#### WORK TO BE COMPLETED:
Extract the full set of records, then give each one again exactly.

#### ENTRIES SUPPLIED:
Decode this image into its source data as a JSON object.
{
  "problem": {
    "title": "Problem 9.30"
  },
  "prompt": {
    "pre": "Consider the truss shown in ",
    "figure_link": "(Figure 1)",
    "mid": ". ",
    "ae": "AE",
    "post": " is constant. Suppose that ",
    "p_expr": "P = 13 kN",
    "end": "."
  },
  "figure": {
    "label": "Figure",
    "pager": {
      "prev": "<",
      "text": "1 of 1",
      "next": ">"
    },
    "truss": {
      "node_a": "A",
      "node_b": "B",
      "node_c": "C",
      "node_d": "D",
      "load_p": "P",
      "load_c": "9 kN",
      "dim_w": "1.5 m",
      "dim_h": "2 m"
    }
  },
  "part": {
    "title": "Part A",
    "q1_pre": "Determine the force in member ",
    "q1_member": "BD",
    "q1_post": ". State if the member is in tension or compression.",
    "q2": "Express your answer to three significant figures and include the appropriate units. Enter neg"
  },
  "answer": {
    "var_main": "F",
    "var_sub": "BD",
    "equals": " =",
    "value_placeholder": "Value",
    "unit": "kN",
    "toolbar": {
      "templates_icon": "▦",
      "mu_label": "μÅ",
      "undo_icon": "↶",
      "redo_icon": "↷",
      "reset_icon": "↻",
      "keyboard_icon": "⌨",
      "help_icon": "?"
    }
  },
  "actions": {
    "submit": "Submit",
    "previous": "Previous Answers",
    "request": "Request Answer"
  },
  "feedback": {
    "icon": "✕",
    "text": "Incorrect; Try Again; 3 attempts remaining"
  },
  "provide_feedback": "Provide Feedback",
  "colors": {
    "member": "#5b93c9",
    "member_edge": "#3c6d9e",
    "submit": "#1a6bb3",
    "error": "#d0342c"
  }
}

#### IN RESPONSE:
Decode this image into its source data as a JSON object.
{
  "problem": {
    "title": "Problem 9.30"
  },
  "prompt": {
    "pre": "Consider the truss shown in ",
    "figure_link": "(Figure 1)",
    "mid": ". ",
    "ae": "AE",
    "post": " is constant. Suppose that ",
    "p_expr": "P = 13 kN",
    "end": "."
  },
  "figure": {
    "label": "Figure",
    "pager": {
      "prev": "<",
      "text": "1 of 1",
      "next": ">"
    },
    "truss": {
      "node_a": "A",
      "node_b": "B",
      "node_c": "C",
      "node_d": "D",
      "load_p": "P",
      "load_c": "9 kN",
      "dim_w": "1.5 m",
      "dim_h": "2 m"
    }
  },
  "part": {
    "title": "Part A",
    "q1_pre": "Determine the force in member ",
    "q1_member": "BD",
    "q1_post": ". State if the member is in tension or compression.",
    "q2": "Express your answer to three significant figures and include the appropriate units. Enter neg"
  },
  "answer": {
    "var_main": "F",
    "var_sub": "BD",
    "equals": " =",
    "value_placeholder": "Value",
    "unit": "kN",
    "toolbar": {
      "templates_icon": "▦",
      "mu_label": "μÅ",
      "undo_icon": "↶",
      "redo_icon": "↷",
      "reset_icon": "↻",
      "keyboard_icon": "⌨",
      "help_icon": "?"
    }
  },
  "actions": {
    "submit": "Submit",
    "previous": "Previous Answers",
    "request": "Request Answer"
  },
  "feedback": {
    "icon": "✕",
    "text": "Incorrect; Try Again; 3 attempts remaining"
  },
  "provide_feedback": "Provide Feedback",
  "colors": {
    "member": "#5b93c9",
    "member_edge": "#3c6d9e",
    "submit": "#1a6bb3",
    "error": "#d0342c"
  }
}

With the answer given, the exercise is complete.